> REQUIREMENT
List all lines in the material below that contain "Julia".

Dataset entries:
┌──

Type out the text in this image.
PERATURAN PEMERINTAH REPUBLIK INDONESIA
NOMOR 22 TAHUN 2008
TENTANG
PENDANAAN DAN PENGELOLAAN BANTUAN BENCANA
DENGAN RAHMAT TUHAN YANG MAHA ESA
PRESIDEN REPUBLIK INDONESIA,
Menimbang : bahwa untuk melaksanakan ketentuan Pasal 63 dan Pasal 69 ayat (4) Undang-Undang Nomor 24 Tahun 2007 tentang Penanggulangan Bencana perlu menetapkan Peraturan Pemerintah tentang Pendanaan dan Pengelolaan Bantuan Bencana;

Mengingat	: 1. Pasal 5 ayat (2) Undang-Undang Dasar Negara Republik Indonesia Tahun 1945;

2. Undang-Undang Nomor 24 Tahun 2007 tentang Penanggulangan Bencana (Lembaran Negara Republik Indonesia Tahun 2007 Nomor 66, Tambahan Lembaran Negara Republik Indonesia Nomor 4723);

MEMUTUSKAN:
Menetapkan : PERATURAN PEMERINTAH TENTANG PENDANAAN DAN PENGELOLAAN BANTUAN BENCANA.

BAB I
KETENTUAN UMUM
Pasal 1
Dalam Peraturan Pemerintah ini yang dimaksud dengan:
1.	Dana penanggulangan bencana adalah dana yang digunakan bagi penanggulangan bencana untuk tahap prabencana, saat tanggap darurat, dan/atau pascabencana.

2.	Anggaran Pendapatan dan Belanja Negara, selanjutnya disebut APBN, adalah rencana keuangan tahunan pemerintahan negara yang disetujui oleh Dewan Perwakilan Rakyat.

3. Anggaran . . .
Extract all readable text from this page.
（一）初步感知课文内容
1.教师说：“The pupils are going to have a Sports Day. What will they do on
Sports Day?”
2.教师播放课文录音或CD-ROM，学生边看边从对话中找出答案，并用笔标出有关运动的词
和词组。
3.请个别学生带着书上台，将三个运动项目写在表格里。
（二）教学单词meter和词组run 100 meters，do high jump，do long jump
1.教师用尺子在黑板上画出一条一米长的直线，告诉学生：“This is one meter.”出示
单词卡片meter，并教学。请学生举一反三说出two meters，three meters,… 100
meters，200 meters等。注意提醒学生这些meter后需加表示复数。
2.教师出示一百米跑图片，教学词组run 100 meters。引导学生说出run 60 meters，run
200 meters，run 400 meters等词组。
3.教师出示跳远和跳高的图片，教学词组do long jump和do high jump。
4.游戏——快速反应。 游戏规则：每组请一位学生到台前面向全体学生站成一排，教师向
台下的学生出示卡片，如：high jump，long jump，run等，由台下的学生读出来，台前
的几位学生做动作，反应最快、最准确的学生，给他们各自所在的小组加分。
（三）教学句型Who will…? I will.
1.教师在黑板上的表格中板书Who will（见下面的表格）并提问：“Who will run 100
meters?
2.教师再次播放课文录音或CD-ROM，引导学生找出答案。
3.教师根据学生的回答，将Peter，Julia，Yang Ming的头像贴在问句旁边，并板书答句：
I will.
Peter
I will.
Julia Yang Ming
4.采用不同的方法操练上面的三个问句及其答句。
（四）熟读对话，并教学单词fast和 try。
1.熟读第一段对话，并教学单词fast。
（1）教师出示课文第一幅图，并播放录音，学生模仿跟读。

└──

> PROBLEM SOLUTION
3.教师根据学生的回答，将Peter，Julia，Yang Ming的头像贴在问句旁边，并板书答句：
Julia Yang Ming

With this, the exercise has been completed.